(Dataset items)
# # # # #
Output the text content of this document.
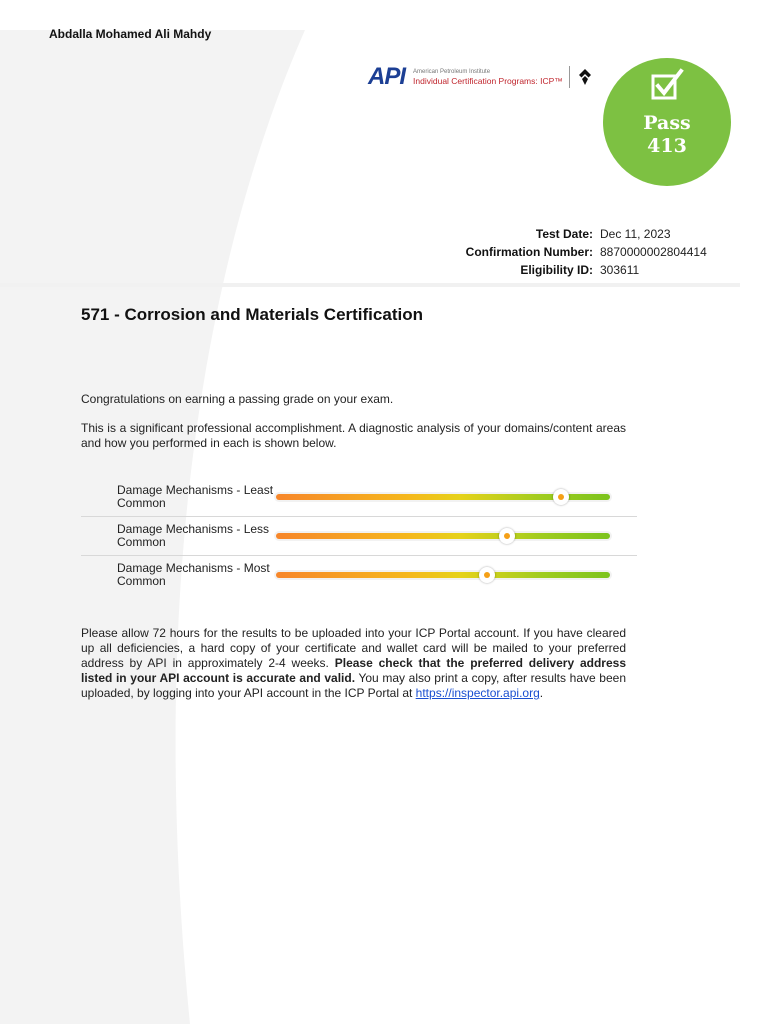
Abdalla Mohamed Ali Mahdy
API American Petroleum Institute
Individual Certification Programs: ICP™
Pass
413
Test Date: Dec 11, 2023
Confirmation Number: 8870000002804414
Eligibility ID: 303611
571 - Corrosion and Materials Certification
Congratulations on earning a passing grade on your exam.
This is a significant professional accomplishment. A diagnostic analysis of your domains/content areas and how you performed in each is shown below.
Damage Mechanisms - Least Common
Damage Mechanisms - Less Common
Damage Mechanisms - Most Common
Please allow 72 hours for the results to be uploaded into your ICP Portal account. If you have cleared up all deficiencies, a hard copy of your certificate and wallet card will be mailed to your preferred address by API in approximately 2-4 weeks. Please check that the preferred delivery address listed in your API account is accurate and valid. You may also print a copy, after results have been uploaded, by logging into your API account in the ICP Portal at https://inspector.api.org.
# # # # #
**WRITTEN INSTRUCTION:** Your answer should be a single number: how many lines of the material contain the word "Common".

**WORKED ANSWER:** 3